### Exercise requirements
Reproduce every line of the records below without changing a single character.

___ Supplied material ___

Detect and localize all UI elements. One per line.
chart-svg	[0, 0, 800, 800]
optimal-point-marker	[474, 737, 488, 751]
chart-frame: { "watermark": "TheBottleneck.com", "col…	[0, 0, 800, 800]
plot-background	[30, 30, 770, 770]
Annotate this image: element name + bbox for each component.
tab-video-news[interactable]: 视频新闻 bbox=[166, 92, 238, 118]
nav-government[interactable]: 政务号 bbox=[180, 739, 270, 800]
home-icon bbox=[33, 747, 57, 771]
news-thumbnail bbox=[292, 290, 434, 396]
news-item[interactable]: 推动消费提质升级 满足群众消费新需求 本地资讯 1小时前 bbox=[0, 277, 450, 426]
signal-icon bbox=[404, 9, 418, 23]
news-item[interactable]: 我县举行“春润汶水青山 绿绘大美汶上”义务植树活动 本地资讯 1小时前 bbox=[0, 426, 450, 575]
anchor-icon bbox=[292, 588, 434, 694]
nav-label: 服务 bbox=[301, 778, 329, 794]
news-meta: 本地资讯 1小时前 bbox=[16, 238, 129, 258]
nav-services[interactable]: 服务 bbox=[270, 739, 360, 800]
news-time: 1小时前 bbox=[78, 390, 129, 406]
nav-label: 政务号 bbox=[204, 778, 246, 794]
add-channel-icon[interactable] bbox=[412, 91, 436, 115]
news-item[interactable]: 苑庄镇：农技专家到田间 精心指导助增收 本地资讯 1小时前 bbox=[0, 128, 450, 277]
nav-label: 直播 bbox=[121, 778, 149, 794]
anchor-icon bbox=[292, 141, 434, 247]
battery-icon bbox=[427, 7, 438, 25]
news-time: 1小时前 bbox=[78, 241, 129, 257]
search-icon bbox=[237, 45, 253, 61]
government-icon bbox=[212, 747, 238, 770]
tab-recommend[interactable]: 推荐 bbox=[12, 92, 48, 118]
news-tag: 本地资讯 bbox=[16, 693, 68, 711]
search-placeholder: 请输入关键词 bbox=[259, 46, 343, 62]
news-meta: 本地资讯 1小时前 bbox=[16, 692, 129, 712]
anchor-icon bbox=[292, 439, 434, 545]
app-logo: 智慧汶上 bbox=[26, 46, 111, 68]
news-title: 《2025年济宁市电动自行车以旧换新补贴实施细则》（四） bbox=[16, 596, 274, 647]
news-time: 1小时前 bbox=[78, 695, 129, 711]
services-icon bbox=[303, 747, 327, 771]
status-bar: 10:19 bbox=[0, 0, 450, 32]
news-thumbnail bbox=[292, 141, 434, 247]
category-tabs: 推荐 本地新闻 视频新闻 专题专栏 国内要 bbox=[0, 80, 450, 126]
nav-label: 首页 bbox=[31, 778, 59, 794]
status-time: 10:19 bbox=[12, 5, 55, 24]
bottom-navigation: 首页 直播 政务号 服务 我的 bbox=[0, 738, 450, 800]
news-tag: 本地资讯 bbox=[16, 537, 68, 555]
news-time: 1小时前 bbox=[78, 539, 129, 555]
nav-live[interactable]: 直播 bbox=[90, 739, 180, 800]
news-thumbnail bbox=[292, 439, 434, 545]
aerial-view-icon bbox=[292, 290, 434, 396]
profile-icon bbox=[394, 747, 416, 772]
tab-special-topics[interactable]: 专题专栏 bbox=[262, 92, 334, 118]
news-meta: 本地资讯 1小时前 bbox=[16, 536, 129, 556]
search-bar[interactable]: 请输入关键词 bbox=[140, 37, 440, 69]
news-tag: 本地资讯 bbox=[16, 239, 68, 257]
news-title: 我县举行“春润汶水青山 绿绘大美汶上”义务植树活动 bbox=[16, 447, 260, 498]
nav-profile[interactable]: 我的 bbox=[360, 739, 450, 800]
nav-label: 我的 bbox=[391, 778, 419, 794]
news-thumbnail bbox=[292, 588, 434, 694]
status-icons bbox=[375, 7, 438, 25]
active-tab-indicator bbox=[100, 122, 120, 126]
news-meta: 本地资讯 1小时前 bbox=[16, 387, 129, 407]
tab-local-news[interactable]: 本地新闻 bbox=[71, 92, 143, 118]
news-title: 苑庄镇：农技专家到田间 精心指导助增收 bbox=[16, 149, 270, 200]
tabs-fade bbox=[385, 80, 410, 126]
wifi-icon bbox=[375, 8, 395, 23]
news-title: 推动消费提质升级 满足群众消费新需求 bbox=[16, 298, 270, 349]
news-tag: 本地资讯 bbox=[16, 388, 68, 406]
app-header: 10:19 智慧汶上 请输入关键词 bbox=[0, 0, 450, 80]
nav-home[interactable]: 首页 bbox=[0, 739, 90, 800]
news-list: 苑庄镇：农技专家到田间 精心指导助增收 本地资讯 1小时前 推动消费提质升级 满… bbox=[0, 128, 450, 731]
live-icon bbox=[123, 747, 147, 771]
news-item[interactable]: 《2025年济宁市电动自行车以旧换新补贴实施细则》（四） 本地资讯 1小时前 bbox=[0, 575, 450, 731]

___

### Answer to the problem
Detect and localize all UI elements. One per line.
chart-svg	[0, 0, 800, 800]
optimal-point-marker	[474, 737, 488, 751]
chart-frame: { "watermark": "TheBottleneck.com", "col…	[0, 0, 800, 800]
plot-background	[30, 30, 770, 770]
Annotate this image: element name + bbox for each component.
tab-video-news[interactable]: 视频新闻 bbox=[166, 92, 238, 118]
nav-government[interactable]: 政务号 bbox=[180, 739, 270, 800]
home-icon bbox=[33, 747, 57, 771]
news-thumbnail bbox=[292, 290, 434, 396]
news-item[interactable]: 推动消费提质升级 满足群众消费新需求 本地资讯 1小时前 bbox=[0, 277, 450, 426]
signal-icon bbox=[404, 9, 418, 23]
news-item[interactable]: 我县举行“春润汶水青山 绿绘大美汶上”义务植树活动 本地资讯 1小时前 bbox=[0, 426, 450, 575]
anchor-icon bbox=[292, 588, 434, 694]
nav-label: 服务 bbox=[301, 778, 329, 794]
news-meta: 本地资讯 1小时前 bbox=[16, 238, 129, 258]
nav-services[interactable]: 服务 bbox=[270, 739, 360, 800]
news-time: 1小时前 bbox=[78, 390, 129, 406]
nav-label: 政务号 bbox=[204, 778, 246, 794]
add-channel-icon[interactable] bbox=[412, 91, 436, 115]
news-item[interactable]: 苑庄镇：农技专家到田间 精心指导助增收 本地资讯 1小时前 bbox=[0, 128, 450, 277]
nav-label: 直播 bbox=[121, 778, 149, 794]
anchor-icon bbox=[292, 141, 434, 247]
battery-icon bbox=[427, 7, 438, 25]
news-time: 1小时前 bbox=[78, 241, 129, 257]
search-icon bbox=[237, 45, 253, 61]
government-icon bbox=[212, 747, 238, 770]
tab-recommend[interactable]: 推荐 bbox=[12, 92, 48, 118]
news-tag: 本地资讯 bbox=[16, 693, 68, 711]
search-placeholder: 请输入关键词 bbox=[259, 46, 343, 62]
news-meta: 本地资讯 1小时前 bbox=[16, 692, 129, 712]
anchor-icon bbox=[292, 439, 434, 545]
app-logo: 智慧汶上 bbox=[26, 46, 111, 68]
news-title: 《2025年济宁市电动自行车以旧换新补贴实施细则》（四） bbox=[16, 596, 274, 647]
news-time: 1小时前 bbox=[78, 695, 129, 711]
services-icon bbox=[303, 747, 327, 771]
status-bar: 10:19 bbox=[0, 0, 450, 32]
news-thumbnail bbox=[292, 141, 434, 247]
category-tabs: 推荐 本地新闻 视频新闻 专题专栏 国内要 bbox=[0, 80, 450, 126]
nav-label: 首页 bbox=[31, 778, 59, 794]
status-time: 10:19 bbox=[12, 5, 55, 24]
bottom-navigation: 首页 直播 政务号 服务 我的 bbox=[0, 738, 450, 800]
news-tag: 本地资讯 bbox=[16, 537, 68, 555]
news-time: 1小时前 bbox=[78, 539, 129, 555]
nav-live[interactable]: 直播 bbox=[90, 739, 180, 800]
news-thumbnail bbox=[292, 439, 434, 545]
aerial-view-icon bbox=[292, 290, 434, 396]
profile-icon bbox=[394, 747, 416, 772]
tab-special-topics[interactable]: 专题专栏 bbox=[262, 92, 334, 118]
news-meta: 本地资讯 1小时前 bbox=[16, 536, 129, 556]
search-bar[interactable]: 请输入关键词 bbox=[140, 37, 440, 69]
news-tag: 本地资讯 bbox=[16, 239, 68, 257]
news-title: 我县举行“春润汶水青山 绿绘大美汶上”义务植树活动 bbox=[16, 447, 260, 498]
nav-profile[interactable]: 我的 bbox=[360, 739, 450, 800]
nav-label: 我的 bbox=[391, 778, 419, 794]
news-thumbnail bbox=[292, 588, 434, 694]
status-icons bbox=[375, 7, 438, 25]
active-tab-indicator bbox=[100, 122, 120, 126]
news-meta: 本地资讯 1小时前 bbox=[16, 387, 129, 407]
tab-local-news[interactable]: 本地新闻 bbox=[71, 92, 143, 118]
news-title: 苑庄镇：农技专家到田间 精心指导助增收 bbox=[16, 149, 270, 200]
tabs-fade bbox=[385, 80, 410, 126]
wifi-icon bbox=[375, 8, 395, 23]
news-title: 推动消费提质升级 满足群众消费新需求 bbox=[16, 298, 270, 349]
news-tag: 本地资讯 bbox=[16, 388, 68, 406]
app-header: 10:19 智慧汶上 请输入关键词 bbox=[0, 0, 450, 80]
nav-home[interactable]: 首页 bbox=[0, 739, 90, 800]
news-list: 苑庄镇：农技专家到田间 精心指导助增收 本地资讯 1小时前 推动消费提质升级 满… bbox=[0, 128, 450, 731]
live-icon bbox=[123, 747, 147, 771]
news-item[interactable]: 《2025年济宁市电动自行车以旧换新补贴实施细则》（四） 本地资讯 1小时前 bbox=[0, 575, 450, 731]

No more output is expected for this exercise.